_CONSEGNA_
Ricopia parola per parola il testo sui maestri dell'equitazione, a partire da "Parigi - 7 Marzo" e giù fino a "sei giorni dopo." compreso.

_TESTO DA ESAMINARE_
+ + + + + + +

Ecco i ritratti dei grandi Maestri dell'Equitazione. Tra questi, due mie "scoperte": il negro Tom Bass, nato schiavo che - grazie ai cavalli e al suo talento - raggiunse una posizione di assoluto prestigio nell'America becera e razzista di fine 800, e il Comandante Rousselet, un autorevole cavallerizzo, che, 200 anni prima della moda dei "sussurratori", parlava con i cavalli.

mercoledì 28 ottobre 2020

L'amara fine di Baucher.

 



Parigi - 7 Marzo 1873: il generale L'Hotte si reca a far l'ultima visita al suo maestro che - malato da tempo - quasi cieco, era a letto in una piccola stanza di una misera pensione - Baucher sarebbe morto sei giorni dopo. 
 Ecco un mio estratto da: "Un Officier de Cavalerie" sull'episodio narrato da L'Hotte stesso.

+ + + + + + +

Estratti da un dataset

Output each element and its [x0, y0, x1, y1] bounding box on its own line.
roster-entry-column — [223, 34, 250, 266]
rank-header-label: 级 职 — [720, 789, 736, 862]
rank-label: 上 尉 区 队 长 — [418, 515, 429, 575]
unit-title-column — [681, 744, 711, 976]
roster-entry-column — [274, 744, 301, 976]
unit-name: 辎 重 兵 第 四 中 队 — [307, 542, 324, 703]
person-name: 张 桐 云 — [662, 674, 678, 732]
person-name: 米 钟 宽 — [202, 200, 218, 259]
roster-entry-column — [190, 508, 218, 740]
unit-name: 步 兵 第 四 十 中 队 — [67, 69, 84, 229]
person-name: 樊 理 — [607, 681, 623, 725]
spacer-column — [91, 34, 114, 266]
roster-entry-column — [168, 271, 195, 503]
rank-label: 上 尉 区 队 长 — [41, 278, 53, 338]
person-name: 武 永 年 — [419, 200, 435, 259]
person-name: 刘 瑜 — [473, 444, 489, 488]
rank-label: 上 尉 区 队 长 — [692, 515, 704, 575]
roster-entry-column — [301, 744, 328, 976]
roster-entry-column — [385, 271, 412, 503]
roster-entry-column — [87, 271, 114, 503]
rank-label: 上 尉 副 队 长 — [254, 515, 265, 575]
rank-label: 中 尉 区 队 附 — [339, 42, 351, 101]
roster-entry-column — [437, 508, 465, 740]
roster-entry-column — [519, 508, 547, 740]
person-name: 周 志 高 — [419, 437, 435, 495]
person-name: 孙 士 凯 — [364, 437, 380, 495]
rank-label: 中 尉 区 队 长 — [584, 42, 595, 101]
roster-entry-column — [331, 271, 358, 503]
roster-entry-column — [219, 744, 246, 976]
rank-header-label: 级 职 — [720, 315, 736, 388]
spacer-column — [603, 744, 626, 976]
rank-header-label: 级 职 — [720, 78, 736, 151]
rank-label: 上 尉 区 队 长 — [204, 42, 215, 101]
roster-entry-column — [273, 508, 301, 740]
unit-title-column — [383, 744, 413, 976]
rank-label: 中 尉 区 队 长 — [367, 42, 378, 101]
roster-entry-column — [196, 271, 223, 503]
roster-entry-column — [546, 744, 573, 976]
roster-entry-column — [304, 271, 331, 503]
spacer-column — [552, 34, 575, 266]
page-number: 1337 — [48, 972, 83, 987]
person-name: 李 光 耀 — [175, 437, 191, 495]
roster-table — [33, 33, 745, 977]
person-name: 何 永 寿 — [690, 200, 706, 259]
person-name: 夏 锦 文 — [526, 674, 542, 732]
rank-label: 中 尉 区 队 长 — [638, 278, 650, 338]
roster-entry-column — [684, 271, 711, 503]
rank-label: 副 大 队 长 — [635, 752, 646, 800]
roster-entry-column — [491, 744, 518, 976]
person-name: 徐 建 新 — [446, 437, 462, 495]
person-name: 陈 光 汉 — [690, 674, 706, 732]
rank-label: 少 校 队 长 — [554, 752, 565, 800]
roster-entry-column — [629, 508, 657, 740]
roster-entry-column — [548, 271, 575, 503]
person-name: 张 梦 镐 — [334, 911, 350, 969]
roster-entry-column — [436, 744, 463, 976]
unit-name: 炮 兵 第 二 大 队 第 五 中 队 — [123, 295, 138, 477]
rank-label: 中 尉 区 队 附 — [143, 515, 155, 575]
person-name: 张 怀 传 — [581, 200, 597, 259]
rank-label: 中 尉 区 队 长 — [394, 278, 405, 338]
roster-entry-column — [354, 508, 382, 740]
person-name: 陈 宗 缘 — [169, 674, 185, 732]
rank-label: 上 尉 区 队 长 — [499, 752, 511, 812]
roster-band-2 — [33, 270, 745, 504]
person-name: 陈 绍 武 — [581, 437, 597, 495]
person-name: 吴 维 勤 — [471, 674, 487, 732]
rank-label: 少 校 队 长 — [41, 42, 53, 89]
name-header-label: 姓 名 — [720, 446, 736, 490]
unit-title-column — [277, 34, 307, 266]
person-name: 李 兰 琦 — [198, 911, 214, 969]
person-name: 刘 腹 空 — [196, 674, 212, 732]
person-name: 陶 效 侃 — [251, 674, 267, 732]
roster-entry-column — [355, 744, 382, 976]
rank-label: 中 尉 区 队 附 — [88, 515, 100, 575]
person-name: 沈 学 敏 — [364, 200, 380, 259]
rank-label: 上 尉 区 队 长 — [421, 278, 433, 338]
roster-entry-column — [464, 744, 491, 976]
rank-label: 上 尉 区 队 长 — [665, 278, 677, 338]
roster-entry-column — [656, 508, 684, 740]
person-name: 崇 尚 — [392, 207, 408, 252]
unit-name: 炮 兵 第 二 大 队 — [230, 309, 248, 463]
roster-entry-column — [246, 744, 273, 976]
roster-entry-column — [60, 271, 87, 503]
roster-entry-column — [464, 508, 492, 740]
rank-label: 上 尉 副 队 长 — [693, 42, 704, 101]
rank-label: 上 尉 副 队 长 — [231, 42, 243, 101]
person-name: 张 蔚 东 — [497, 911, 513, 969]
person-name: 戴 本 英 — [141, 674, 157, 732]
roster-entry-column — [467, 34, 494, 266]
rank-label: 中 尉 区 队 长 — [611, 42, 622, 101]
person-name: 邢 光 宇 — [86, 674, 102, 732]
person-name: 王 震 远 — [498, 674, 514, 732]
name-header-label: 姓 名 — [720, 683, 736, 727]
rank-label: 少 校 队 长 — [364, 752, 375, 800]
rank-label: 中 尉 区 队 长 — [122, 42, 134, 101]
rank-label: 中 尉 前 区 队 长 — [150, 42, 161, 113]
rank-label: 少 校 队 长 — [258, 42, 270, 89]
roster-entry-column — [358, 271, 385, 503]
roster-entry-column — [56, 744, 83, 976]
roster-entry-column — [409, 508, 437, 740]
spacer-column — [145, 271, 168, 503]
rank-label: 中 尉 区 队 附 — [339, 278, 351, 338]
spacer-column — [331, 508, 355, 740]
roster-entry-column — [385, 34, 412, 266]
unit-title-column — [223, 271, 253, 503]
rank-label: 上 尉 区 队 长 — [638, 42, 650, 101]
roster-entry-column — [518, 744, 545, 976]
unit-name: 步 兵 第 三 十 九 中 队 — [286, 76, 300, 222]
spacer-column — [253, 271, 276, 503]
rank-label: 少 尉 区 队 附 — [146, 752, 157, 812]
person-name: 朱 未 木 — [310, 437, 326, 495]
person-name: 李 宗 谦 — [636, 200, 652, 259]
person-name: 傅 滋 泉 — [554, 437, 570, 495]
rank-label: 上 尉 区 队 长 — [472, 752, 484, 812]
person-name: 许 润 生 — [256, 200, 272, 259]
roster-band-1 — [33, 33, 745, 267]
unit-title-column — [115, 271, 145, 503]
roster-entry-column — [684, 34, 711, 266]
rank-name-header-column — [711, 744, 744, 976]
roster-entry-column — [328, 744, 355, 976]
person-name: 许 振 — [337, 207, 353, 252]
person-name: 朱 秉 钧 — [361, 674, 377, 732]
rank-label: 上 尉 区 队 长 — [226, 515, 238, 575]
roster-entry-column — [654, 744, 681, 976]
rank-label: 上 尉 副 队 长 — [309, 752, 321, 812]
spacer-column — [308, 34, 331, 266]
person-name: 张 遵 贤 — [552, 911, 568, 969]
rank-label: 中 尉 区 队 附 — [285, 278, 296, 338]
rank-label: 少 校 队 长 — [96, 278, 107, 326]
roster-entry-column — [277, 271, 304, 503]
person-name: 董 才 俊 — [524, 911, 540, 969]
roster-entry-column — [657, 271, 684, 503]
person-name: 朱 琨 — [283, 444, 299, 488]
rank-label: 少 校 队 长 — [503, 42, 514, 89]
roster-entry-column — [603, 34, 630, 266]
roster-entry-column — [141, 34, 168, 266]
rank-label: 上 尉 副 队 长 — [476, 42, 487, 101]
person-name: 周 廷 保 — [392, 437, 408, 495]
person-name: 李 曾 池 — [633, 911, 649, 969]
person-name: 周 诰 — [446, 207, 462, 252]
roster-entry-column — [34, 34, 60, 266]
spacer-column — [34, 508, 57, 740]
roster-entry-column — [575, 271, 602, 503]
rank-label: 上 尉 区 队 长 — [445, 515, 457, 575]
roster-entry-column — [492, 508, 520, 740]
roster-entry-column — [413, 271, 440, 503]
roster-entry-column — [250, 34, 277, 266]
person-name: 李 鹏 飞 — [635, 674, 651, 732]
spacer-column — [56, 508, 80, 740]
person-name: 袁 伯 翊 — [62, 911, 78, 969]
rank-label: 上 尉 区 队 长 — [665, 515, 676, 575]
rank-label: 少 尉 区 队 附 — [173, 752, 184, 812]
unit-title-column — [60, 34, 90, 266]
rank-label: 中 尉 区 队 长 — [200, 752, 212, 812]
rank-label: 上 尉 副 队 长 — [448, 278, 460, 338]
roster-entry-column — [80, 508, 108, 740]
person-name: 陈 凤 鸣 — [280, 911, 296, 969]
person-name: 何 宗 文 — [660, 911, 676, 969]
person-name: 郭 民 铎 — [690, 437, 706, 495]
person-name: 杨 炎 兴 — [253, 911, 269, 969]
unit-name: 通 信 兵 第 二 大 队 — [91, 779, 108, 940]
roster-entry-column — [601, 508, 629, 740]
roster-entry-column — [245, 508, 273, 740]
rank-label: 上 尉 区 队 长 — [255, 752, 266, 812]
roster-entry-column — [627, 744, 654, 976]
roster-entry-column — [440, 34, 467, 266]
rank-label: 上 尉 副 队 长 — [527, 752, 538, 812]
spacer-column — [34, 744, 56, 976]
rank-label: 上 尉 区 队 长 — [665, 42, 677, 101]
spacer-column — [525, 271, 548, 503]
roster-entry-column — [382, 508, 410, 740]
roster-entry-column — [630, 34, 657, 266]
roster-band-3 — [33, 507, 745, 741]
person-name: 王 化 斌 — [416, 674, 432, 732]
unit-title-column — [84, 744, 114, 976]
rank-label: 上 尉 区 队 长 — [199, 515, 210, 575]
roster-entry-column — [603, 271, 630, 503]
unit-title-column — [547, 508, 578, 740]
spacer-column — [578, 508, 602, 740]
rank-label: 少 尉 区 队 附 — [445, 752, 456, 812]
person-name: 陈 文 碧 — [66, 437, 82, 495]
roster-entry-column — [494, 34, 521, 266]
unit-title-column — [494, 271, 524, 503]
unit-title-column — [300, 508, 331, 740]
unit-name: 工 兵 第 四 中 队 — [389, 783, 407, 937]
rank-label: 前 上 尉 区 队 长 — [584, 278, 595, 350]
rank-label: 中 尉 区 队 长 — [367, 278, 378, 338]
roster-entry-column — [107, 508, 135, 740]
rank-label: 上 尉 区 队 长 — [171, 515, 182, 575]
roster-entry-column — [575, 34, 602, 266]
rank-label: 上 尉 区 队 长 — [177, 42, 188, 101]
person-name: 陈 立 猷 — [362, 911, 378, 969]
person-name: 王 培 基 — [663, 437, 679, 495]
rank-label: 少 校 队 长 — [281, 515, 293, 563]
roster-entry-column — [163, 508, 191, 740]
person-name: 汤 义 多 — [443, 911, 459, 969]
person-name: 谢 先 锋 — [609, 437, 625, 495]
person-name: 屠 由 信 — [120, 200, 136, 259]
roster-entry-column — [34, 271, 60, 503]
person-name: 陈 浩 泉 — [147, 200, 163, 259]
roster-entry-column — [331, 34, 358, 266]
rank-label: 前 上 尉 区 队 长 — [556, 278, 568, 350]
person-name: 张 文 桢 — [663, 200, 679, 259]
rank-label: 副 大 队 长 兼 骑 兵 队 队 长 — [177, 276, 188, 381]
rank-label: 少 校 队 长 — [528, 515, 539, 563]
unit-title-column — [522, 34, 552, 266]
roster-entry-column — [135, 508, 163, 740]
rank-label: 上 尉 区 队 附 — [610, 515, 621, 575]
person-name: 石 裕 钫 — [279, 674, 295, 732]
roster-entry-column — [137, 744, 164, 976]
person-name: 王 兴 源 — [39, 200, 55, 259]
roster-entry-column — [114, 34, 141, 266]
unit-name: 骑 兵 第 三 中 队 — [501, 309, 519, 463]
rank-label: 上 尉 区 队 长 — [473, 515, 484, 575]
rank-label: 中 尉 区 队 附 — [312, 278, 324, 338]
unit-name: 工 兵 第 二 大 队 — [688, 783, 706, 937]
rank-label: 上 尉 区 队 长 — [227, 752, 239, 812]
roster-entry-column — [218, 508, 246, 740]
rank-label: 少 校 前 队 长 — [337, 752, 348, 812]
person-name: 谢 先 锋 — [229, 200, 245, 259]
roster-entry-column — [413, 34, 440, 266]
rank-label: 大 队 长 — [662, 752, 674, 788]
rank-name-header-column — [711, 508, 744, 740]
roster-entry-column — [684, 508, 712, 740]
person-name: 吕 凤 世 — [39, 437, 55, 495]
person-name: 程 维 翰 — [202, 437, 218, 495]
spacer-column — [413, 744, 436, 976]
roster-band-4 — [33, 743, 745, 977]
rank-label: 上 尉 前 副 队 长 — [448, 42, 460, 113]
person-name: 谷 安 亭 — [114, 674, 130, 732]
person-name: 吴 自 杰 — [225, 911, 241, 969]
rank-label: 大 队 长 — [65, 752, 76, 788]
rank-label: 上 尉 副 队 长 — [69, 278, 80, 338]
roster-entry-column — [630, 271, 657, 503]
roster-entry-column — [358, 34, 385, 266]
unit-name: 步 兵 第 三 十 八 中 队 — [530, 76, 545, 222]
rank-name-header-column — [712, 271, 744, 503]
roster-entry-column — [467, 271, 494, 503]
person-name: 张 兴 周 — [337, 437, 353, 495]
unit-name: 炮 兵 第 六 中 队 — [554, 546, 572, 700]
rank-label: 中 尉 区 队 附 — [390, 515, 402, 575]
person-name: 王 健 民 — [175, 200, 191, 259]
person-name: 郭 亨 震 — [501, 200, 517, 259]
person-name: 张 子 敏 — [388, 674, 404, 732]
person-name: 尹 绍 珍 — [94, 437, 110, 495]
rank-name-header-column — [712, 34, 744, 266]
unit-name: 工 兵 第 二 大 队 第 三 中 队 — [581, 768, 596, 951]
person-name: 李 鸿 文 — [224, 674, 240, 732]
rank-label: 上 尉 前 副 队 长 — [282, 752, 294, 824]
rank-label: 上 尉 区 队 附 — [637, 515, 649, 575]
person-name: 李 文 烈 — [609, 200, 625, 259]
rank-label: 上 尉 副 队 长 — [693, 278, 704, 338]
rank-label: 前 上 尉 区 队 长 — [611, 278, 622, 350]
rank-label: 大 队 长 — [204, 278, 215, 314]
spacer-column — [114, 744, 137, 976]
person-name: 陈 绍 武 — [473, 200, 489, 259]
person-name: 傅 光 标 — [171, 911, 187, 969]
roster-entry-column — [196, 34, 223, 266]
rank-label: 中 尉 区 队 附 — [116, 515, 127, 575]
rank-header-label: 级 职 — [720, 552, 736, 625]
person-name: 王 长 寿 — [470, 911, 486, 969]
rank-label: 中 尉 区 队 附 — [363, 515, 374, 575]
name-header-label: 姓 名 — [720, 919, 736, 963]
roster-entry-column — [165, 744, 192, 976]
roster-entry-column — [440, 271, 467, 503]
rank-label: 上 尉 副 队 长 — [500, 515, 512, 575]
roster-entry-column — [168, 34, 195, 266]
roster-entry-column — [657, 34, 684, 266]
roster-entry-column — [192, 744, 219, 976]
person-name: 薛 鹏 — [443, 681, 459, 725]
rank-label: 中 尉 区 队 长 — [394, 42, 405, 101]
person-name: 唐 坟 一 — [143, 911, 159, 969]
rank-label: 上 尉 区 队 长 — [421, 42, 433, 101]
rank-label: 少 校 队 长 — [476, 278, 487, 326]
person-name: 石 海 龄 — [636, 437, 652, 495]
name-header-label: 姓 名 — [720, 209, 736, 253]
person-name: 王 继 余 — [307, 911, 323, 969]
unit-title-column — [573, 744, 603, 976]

+ + + + + + +

_SPAZIO RISPOSTA_
Parigi - 7 Marzo 1873: il generale L'Hotte si reca a far l'ultima visita al suo maestro che - malato da tempo - quasi cieco, era a letto in una piccola stanza di una misera pensione - Baucher sarebbe morto sei giorni dopo.